[Element box annotations]
---+---
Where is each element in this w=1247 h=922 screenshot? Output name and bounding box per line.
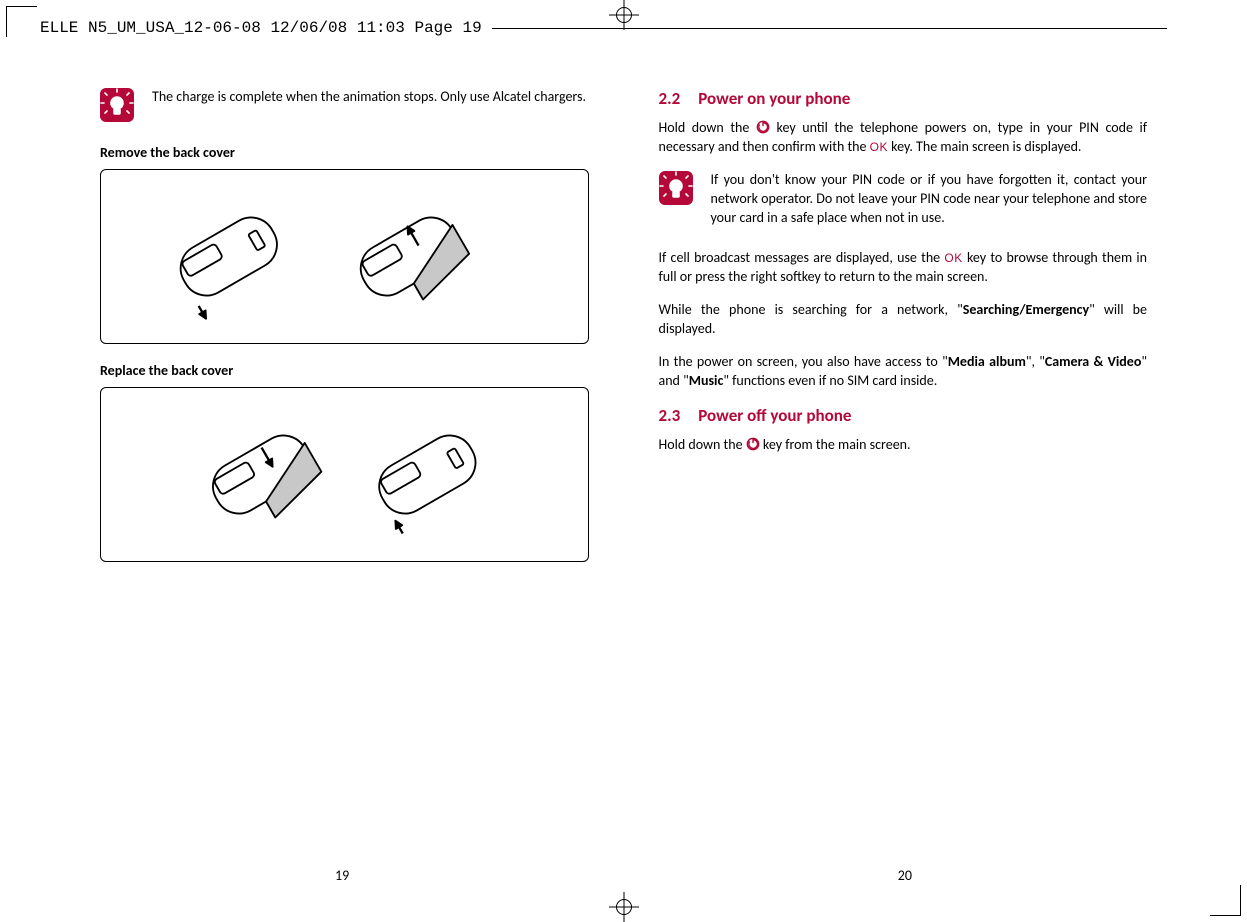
remove-back-cover-heading: Remove the back cover bbox=[100, 144, 589, 161]
bold-text: Media album bbox=[948, 353, 1026, 370]
power-key-icon bbox=[756, 120, 770, 134]
ok-key-label: OK bbox=[870, 140, 888, 154]
power-on-screen-paragraph: In the power on screen, you also have ac… bbox=[659, 353, 1148, 391]
replace-back-cover-figure bbox=[100, 387, 589, 562]
right-page: 2.2 Power on your phone Hold down the key… bbox=[659, 88, 1148, 852]
text: key. The main screen is displayed. bbox=[891, 138, 1081, 155]
text: Hold down the bbox=[659, 119, 756, 136]
replace-back-cover-heading: Replace the back cover bbox=[100, 362, 589, 379]
power-off-paragraph: Hold down the key from the main screen. bbox=[659, 436, 1148, 455]
page-number-right: 20 bbox=[898, 867, 912, 884]
text: While the phone is searching for a netwo… bbox=[659, 301, 963, 318]
section-2-2-heading: 2.2 Power on your phone bbox=[659, 88, 1148, 109]
section-2-3-heading: 2.3 Power off your phone bbox=[659, 405, 1148, 426]
text: Hold down the bbox=[659, 436, 746, 453]
tip-text: If you don't know your PIN code or if yo… bbox=[711, 171, 1148, 228]
tip-text: The charge is complete when the animatio… bbox=[152, 88, 589, 122]
print-header-slug: ELLE N5_UM_USA_12-06-08 12/06/08 11:03 P… bbox=[40, 19, 482, 37]
power-on-paragraph: Hold down the key until the telephone po… bbox=[659, 119, 1148, 157]
lightbulb-icon bbox=[659, 171, 693, 205]
section-number: 2.2 bbox=[659, 88, 681, 109]
text: ", " bbox=[1026, 353, 1045, 370]
section-title: Power off your phone bbox=[698, 405, 851, 426]
registration-mark bbox=[609, 892, 639, 922]
section-number: 2.3 bbox=[659, 405, 681, 426]
ok-key-label: OK bbox=[944, 251, 962, 265]
cell-broadcast-paragraph: If cell broadcast messages are displayed… bbox=[659, 249, 1148, 287]
bold-text: Camera & Video bbox=[1045, 353, 1142, 370]
remove-back-cover-figure bbox=[100, 169, 589, 344]
power-key-icon bbox=[746, 437, 760, 451]
left-page: The charge is complete when the animatio… bbox=[100, 88, 589, 852]
page-number-left: 19 bbox=[335, 867, 349, 884]
section-title: Power on your phone bbox=[698, 88, 850, 109]
header-rule bbox=[492, 28, 1167, 29]
crop-mark bbox=[6, 6, 37, 37]
lightbulb-icon bbox=[100, 88, 134, 122]
bold-text: Music bbox=[689, 372, 724, 389]
text: In the power on screen, you also have ac… bbox=[659, 353, 948, 370]
text: " functions even if no SIM card inside. bbox=[723, 372, 937, 389]
bold-text: Searching/Emergency bbox=[963, 301, 1089, 318]
text: If cell broadcast messages are displayed… bbox=[659, 249, 945, 266]
crop-mark bbox=[1210, 885, 1241, 916]
text: key from the main screen. bbox=[763, 436, 911, 453]
searching-paragraph: While the phone is searching for a netwo… bbox=[659, 301, 1148, 339]
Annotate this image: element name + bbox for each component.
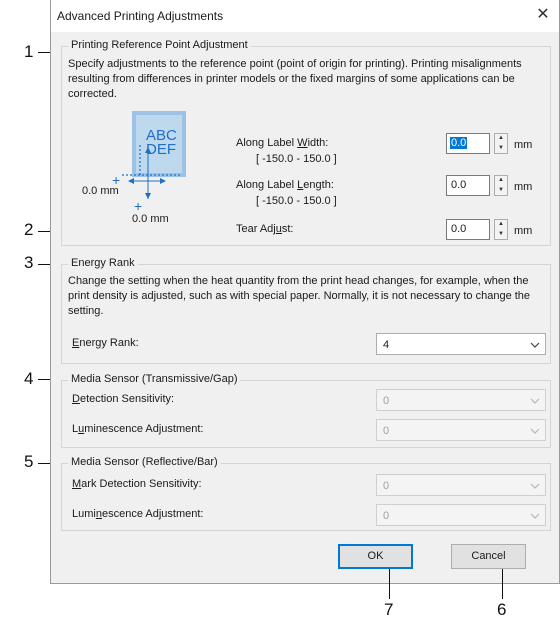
---+---
Write out all the entries again, changing every "bold-text" to "emphasized-text" and keeping everything else the same. Leave the pictures out of your answer.

Where is each element in this w=1247 h=922 screenshot? Output name and bounding box per line.
remove-back-cover-heading: Remove the back cover bbox=[100, 144, 589, 161]
emphasized-text: Media album bbox=[948, 353, 1026, 370]
power-key-icon bbox=[756, 120, 770, 134]
ok-key-label: OK bbox=[870, 140, 888, 154]
power-on-screen-paragraph: In the power on screen, you also have ac… bbox=[659, 353, 1148, 391]
replace-back-cover-figure bbox=[100, 387, 589, 562]
right-page: 2.2 Power on your phone Hold down the key… bbox=[659, 88, 1148, 852]
text: key. The main screen is displayed. bbox=[891, 138, 1081, 155]
text: Hold down the bbox=[659, 119, 756, 136]
replace-back-cover-heading: Replace the back cover bbox=[100, 362, 589, 379]
power-off-paragraph: Hold down the key from the main screen. bbox=[659, 436, 1148, 455]
page-number-right: 20 bbox=[898, 867, 912, 884]
text: While the phone is searching for a netwo… bbox=[659, 301, 963, 318]
section-2-2-heading: 2.2 Power on your phone bbox=[659, 88, 1148, 109]
section-2-3-heading: 2.3 Power off your phone bbox=[659, 405, 1148, 426]
text: Hold down the bbox=[659, 436, 746, 453]
tip-text: If you don't know your PIN code or if yo… bbox=[711, 171, 1148, 228]
tip-text: The charge is complete when the animatio… bbox=[152, 88, 589, 122]
print-header-slug: ELLE N5_UM_USA_12-06-08 12/06/08 11:03 P… bbox=[40, 19, 482, 37]
power-on-paragraph: Hold down the key until the telephone po… bbox=[659, 119, 1148, 157]
lightbulb-icon bbox=[659, 171, 693, 205]
section-number: 2.2 bbox=[659, 88, 681, 109]
text: ", " bbox=[1026, 353, 1045, 370]
section-title: Power off your phone bbox=[698, 405, 851, 426]
registration-mark bbox=[609, 892, 639, 922]
section-number: 2.3 bbox=[659, 405, 681, 426]
ok-key-label: OK bbox=[944, 251, 962, 265]
cell-broadcast-paragraph: If cell broadcast messages are displayed… bbox=[659, 249, 1148, 287]
emphasized-text: Camera & Video bbox=[1045, 353, 1142, 370]
remove-back-cover-figure bbox=[100, 169, 589, 344]
power-key-icon bbox=[746, 437, 760, 451]
left-page: The charge is complete when the animatio… bbox=[100, 88, 589, 852]
page-number-left: 19 bbox=[335, 867, 349, 884]
section-title: Power on your phone bbox=[698, 88, 850, 109]
header-rule bbox=[492, 28, 1167, 29]
crop-mark bbox=[6, 6, 37, 37]
lightbulb-icon bbox=[100, 88, 134, 122]
emphasized-text: Music bbox=[689, 372, 724, 389]
text: In the power on screen, you also have ac… bbox=[659, 353, 948, 370]
text: " functions even if no SIM card inside. bbox=[723, 372, 937, 389]
emphasized-text: Searching/Emergency bbox=[963, 301, 1089, 318]
text: If cell broadcast messages are displayed… bbox=[659, 249, 945, 266]
crop-mark bbox=[1210, 885, 1241, 916]
text: key from the main screen. bbox=[763, 436, 911, 453]
searching-paragraph: While the phone is searching for a netwo… bbox=[659, 301, 1148, 339]
Annotate this image: element name + bbox for each component.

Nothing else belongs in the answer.